WHAT NEEDS TO BE DONE
Set down each record below precisely, skipping the pictures.

INFORMATION GIVEN
__________________________________________________
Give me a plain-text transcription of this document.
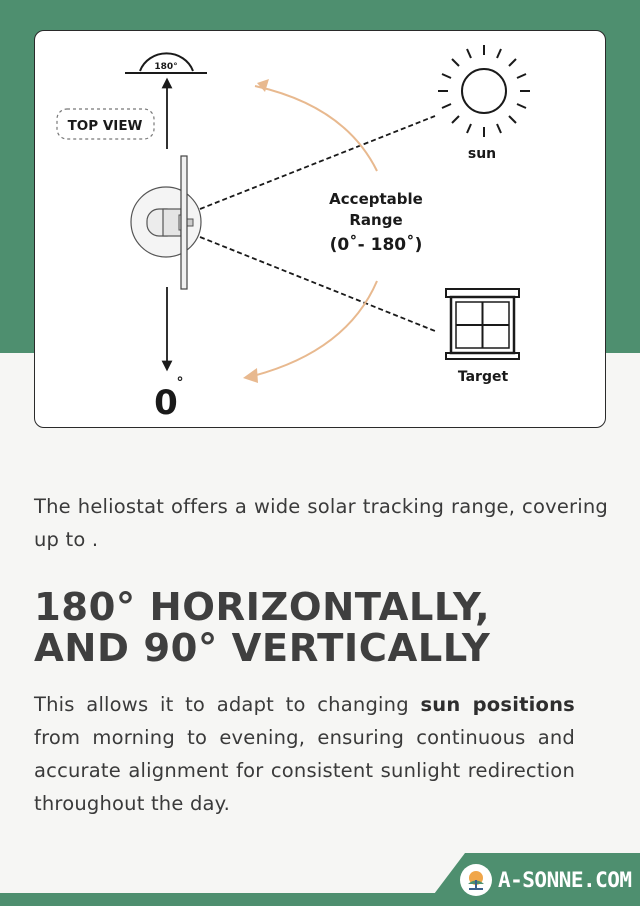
180°
TOP VIEW
Acceptable
Range
(0˚- 180˚)
sun
Target
0
°

The heliostat offers a wide solar tracking range, covering up to .

180° HORIZONTALLY,
AND 90° VERTICALLY

This allows it to adapt to changing sun positions from morning to evening, ensuring continuous and accurate alignment for consistent sunlight redirection throughout the day.

A-SONNE.COM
__________________________________________________
OUTPUT
Give me a plain-text transcription of this document.
180°
TOP VIEW
Acceptable
Range
(0˚- 180˚)
sun
Target
0
°

The heliostat offers a wide solar tracking range, covering up to .

180° HORIZONTALLY,
AND 90° VERTICALLY

This allows it to adapt to changing sun positions from morning to evening, ensuring continuous and accurate alignment for consistent sunlight redirection throughout the day.

A-SONNE.COM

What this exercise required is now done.